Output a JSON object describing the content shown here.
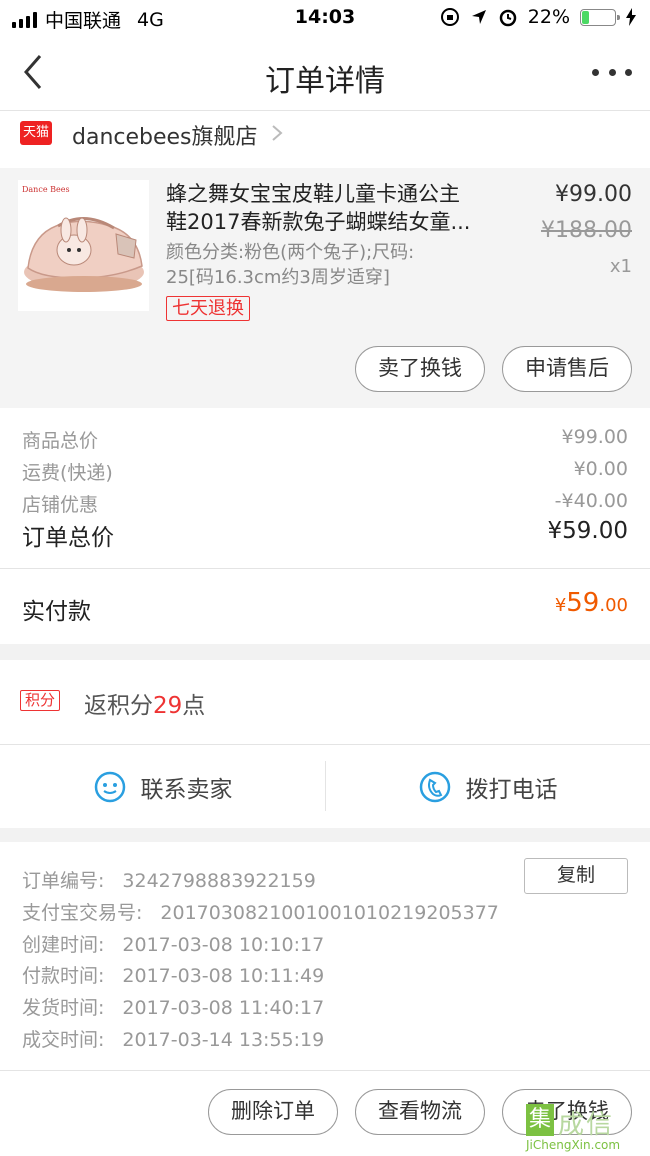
{
  "status": {
    "carrier": "中国联通",
    "network": "4G",
    "time": "14:03",
    "battery": "22%",
    "battery_level": 0.22
  },
  "nav": {
    "title": "订单详情"
  },
  "shop": {
    "badge": "天猫",
    "name": "dancebees旗舰店"
  },
  "product": {
    "image_brand": "Dance Bees",
    "title_line1": "蜂之舞女宝宝皮鞋儿童卡通公主",
    "title_line2": "鞋2017春新款兔子蝴蝶结女童...",
    "spec_line1": "颜色分类:粉色(两个兔子);尺码:",
    "spec_line2": "25[码16.3cm约3周岁适穿]",
    "price": "¥99.00",
    "original_price": "¥188.00",
    "quantity": "x1",
    "return_tag": "七天退换",
    "btn_sell": "卖了换钱",
    "btn_aftersale": "申请售后"
  },
  "summary": {
    "rows": [
      {
        "label": "商品总价",
        "value": "¥99.00"
      },
      {
        "label": "运费(快递)",
        "value": "¥0.00"
      },
      {
        "label": "店铺优惠",
        "value": "-¥40.00"
      }
    ],
    "total_label": "订单总价",
    "total_value": "¥59.00",
    "paid_label": "实付款",
    "paid_currency": "¥",
    "paid_int": "59",
    "paid_dec": ".00"
  },
  "points": {
    "tag": "积分",
    "prefix": "返积分",
    "value": "29",
    "suffix": "点"
  },
  "contact": {
    "seller": "联系卖家",
    "phone": "拨打电话"
  },
  "info": {
    "rows": [
      {
        "label": "订单编号:",
        "value": "3242798883922159"
      },
      {
        "label": "支付宝交易号:",
        "value": "2017030821001001010219205377"
      },
      {
        "label": "创建时间:",
        "value": "2017-03-08 10:10:17"
      },
      {
        "label": "付款时间:",
        "value": "2017-03-08 10:11:49"
      },
      {
        "label": "发货时间:",
        "value": "2017-03-08 11:40:17"
      },
      {
        "label": "成交时间:",
        "value": "2017-03-14 13:55:19"
      }
    ],
    "copy_label": "复制"
  },
  "footer": {
    "delete": "删除订单",
    "logistics": "查看物流",
    "sell": "卖了换钱"
  },
  "watermark": {
    "box": "集",
    "text": "成信",
    "url": "JiChengXin.com"
  },
  "colors": {
    "accent": "#f05a00",
    "tmall_red": "#e22",
    "points_red": "#e33",
    "icon_blue": "#2a9fe0"
  }
}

___

**GOAL:**
Repeat all of the entries word for word, but omit the pictures.

**ANSWER TO THIS EXERCISE:**
Output a JSON object describing the content shown here.
{
  "status": {
    "carrier": "中国联通",
    "network": "4G",
    "time": "14:03",
    "battery": "22%",
    "battery_level": 0.22
  },
  "nav": {
    "title": "订单详情"
  },
  "shop": {
    "badge": "天猫",
    "name": "dancebees旗舰店"
  },
  "product": {
    "image_brand": "Dance Bees",
    "title_line1": "蜂之舞女宝宝皮鞋儿童卡通公主",
    "title_line2": "鞋2017春新款兔子蝴蝶结女童...",
    "spec_line1": "颜色分类:粉色(两个兔子);尺码:",
    "spec_line2": "25[码16.3cm约3周岁适穿]",
    "price": "¥99.00",
    "original_price": "¥188.00",
    "quantity": "x1",
    "return_tag": "七天退换",
    "btn_sell": "卖了换钱",
    "btn_aftersale": "申请售后"
  },
  "summary": {
    "rows": [
      {
        "label": "商品总价",
        "value": "¥99.00"
      },
      {
        "label": "运费(快递)",
        "value": "¥0.00"
      },
      {
        "label": "店铺优惠",
        "value": "-¥40.00"
      }
    ],
    "total_label": "订单总价",
    "total_value": "¥59.00",
    "paid_label": "实付款",
    "paid_currency": "¥",
    "paid_int": "59",
    "paid_dec": ".00"
  },
  "points": {
    "tag": "积分",
    "prefix": "返积分",
    "value": "29",
    "suffix": "点"
  },
  "contact": {
    "seller": "联系卖家",
    "phone": "拨打电话"
  },
  "info": {
    "rows": [
      {
        "label": "订单编号:",
        "value": "3242798883922159"
      },
      {
        "label": "支付宝交易号:",
        "value": "2017030821001001010219205377"
      },
      {
        "label": "创建时间:",
        "value": "2017-03-08 10:10:17"
      },
      {
        "label": "付款时间:",
        "value": "2017-03-08 10:11:49"
      },
      {
        "label": "发货时间:",
        "value": "2017-03-08 11:40:17"
      },
      {
        "label": "成交时间:",
        "value": "2017-03-14 13:55:19"
      }
    ],
    "copy_label": "复制"
  },
  "footer": {
    "delete": "删除订单",
    "logistics": "查看物流",
    "sell": "卖了换钱"
  },
  "watermark": {
    "box": "集",
    "text": "成信",
    "url": "JiChengXin.com"
  },
  "colors": {
    "accent": "#f05a00",
    "tmall_red": "#e22",
    "points_red": "#e33",
    "icon_blue": "#2a9fe0"
  }
}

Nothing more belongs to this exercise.